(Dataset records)
-------------------------

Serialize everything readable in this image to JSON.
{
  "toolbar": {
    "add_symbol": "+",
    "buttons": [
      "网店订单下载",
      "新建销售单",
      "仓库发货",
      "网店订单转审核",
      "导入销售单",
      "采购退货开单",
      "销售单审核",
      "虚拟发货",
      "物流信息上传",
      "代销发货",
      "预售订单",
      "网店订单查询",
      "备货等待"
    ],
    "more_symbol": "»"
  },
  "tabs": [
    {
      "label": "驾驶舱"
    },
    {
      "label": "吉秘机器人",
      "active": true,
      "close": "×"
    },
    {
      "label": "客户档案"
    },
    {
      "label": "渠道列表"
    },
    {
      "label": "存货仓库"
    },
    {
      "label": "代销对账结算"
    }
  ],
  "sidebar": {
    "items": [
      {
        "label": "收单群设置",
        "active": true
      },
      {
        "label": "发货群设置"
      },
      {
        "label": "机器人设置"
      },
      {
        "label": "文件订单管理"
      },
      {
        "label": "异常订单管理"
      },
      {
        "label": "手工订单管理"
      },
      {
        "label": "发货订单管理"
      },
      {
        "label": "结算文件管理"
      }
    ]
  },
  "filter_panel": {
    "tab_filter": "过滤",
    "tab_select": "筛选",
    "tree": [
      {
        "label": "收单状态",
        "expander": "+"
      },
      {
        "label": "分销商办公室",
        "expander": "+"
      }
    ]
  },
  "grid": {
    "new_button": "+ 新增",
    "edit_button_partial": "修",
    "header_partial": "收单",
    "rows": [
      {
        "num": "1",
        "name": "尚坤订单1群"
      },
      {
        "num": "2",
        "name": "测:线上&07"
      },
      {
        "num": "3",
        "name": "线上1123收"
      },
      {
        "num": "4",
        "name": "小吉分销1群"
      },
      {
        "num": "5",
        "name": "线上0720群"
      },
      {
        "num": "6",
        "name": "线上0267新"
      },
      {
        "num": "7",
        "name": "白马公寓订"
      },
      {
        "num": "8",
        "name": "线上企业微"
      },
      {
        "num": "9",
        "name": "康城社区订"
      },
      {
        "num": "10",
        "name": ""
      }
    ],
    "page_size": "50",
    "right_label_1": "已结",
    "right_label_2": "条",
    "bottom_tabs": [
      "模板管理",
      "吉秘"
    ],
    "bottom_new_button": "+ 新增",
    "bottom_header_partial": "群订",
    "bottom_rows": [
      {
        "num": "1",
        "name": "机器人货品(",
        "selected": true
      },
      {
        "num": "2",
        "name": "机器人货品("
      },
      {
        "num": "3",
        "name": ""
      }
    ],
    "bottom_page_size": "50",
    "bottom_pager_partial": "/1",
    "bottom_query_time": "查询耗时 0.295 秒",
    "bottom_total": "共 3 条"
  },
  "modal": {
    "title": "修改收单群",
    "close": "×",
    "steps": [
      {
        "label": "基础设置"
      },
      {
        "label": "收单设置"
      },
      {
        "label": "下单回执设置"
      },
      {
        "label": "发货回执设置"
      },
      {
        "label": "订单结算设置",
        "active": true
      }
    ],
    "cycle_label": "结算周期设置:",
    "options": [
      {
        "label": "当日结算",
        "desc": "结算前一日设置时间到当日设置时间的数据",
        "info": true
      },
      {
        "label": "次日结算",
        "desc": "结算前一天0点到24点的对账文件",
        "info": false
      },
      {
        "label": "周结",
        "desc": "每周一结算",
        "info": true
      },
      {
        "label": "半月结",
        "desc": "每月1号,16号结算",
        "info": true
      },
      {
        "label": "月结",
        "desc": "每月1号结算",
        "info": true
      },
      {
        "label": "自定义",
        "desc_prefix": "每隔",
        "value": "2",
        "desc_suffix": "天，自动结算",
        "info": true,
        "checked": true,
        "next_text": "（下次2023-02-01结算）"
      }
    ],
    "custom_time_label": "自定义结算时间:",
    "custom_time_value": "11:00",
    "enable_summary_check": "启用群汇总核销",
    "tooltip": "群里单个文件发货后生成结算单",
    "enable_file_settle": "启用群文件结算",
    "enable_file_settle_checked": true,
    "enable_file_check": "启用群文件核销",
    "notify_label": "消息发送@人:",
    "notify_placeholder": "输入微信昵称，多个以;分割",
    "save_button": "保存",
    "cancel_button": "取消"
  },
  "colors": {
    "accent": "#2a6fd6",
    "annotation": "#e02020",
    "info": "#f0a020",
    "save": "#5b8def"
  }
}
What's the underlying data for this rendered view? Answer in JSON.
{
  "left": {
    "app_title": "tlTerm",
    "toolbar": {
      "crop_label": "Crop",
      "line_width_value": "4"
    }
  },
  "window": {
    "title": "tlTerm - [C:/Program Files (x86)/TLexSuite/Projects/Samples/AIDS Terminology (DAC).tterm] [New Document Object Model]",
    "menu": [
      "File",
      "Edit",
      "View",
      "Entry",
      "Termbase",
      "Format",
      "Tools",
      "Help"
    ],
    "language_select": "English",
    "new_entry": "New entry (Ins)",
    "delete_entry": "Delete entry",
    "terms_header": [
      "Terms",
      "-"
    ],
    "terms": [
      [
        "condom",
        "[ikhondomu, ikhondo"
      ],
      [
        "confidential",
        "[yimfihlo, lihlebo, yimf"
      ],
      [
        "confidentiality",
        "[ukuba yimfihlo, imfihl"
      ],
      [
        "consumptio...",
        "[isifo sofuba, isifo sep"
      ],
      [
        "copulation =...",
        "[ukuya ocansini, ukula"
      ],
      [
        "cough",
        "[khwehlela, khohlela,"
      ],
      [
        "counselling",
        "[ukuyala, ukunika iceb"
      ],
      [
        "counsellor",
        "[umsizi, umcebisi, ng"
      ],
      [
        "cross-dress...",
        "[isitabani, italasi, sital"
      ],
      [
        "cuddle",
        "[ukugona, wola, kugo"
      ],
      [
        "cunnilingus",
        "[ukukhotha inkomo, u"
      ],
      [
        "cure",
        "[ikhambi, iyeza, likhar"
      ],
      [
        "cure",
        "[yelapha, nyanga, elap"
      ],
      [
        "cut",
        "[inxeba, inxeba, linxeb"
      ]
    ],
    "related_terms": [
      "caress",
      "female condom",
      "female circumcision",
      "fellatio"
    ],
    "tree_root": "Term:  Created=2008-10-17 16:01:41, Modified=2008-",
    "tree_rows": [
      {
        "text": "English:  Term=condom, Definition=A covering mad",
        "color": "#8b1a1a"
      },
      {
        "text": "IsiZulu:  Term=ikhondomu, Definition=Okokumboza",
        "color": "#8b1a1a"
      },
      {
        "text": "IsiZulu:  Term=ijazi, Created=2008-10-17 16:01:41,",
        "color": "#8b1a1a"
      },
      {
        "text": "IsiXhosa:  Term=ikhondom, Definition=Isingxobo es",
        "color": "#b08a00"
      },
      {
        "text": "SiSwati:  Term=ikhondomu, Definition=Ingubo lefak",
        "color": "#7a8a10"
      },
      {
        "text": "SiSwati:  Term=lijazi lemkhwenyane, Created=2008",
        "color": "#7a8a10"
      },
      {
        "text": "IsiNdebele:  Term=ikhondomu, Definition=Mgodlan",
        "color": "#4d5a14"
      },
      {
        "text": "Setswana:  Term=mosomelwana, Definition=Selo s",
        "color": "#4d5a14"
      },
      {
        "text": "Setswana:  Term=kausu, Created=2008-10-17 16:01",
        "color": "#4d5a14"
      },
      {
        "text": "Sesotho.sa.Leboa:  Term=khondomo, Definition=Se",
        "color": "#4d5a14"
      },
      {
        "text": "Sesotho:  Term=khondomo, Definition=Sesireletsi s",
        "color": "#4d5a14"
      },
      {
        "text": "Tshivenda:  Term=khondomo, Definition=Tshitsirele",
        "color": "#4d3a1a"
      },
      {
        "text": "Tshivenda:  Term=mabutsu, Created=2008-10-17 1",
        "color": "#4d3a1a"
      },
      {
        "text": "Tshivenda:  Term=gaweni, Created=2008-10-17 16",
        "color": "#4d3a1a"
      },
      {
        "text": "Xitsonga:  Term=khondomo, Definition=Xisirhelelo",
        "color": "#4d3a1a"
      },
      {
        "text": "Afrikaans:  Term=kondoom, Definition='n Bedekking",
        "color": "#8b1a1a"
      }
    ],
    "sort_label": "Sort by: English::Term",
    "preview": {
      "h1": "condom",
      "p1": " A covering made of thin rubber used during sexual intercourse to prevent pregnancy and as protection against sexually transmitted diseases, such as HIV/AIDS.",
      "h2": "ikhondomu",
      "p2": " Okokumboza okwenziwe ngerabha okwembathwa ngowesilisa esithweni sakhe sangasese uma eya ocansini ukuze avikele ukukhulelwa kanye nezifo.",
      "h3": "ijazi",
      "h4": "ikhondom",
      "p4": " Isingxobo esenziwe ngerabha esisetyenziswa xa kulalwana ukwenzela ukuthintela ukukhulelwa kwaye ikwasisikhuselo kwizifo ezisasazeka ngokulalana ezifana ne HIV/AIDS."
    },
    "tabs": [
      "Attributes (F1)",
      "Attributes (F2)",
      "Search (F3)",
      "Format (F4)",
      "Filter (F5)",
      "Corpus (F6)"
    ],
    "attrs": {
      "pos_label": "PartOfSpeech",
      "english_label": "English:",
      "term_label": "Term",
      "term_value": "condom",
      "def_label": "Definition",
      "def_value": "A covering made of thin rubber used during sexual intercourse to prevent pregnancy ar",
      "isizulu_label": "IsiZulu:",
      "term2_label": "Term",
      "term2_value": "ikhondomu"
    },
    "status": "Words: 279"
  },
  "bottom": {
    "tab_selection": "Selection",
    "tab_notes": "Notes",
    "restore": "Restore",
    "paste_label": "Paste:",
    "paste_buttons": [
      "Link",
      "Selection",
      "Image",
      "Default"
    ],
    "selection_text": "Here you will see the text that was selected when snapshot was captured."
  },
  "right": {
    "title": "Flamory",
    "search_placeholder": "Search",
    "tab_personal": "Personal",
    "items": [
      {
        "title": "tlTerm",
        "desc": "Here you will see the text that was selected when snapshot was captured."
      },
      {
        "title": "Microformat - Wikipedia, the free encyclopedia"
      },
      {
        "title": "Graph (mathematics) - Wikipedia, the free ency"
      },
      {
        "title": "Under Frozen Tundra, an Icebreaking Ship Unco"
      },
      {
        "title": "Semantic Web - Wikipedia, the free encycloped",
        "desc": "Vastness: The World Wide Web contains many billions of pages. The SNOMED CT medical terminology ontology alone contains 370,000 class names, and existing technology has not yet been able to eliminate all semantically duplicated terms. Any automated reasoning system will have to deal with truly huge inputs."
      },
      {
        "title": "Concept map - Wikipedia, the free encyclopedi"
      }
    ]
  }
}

-------------------------

### REQUIREMENT
Make a tally of the lines in this data that include the string "free", and answer with that tally alone.

### EXERCISE RESULT
4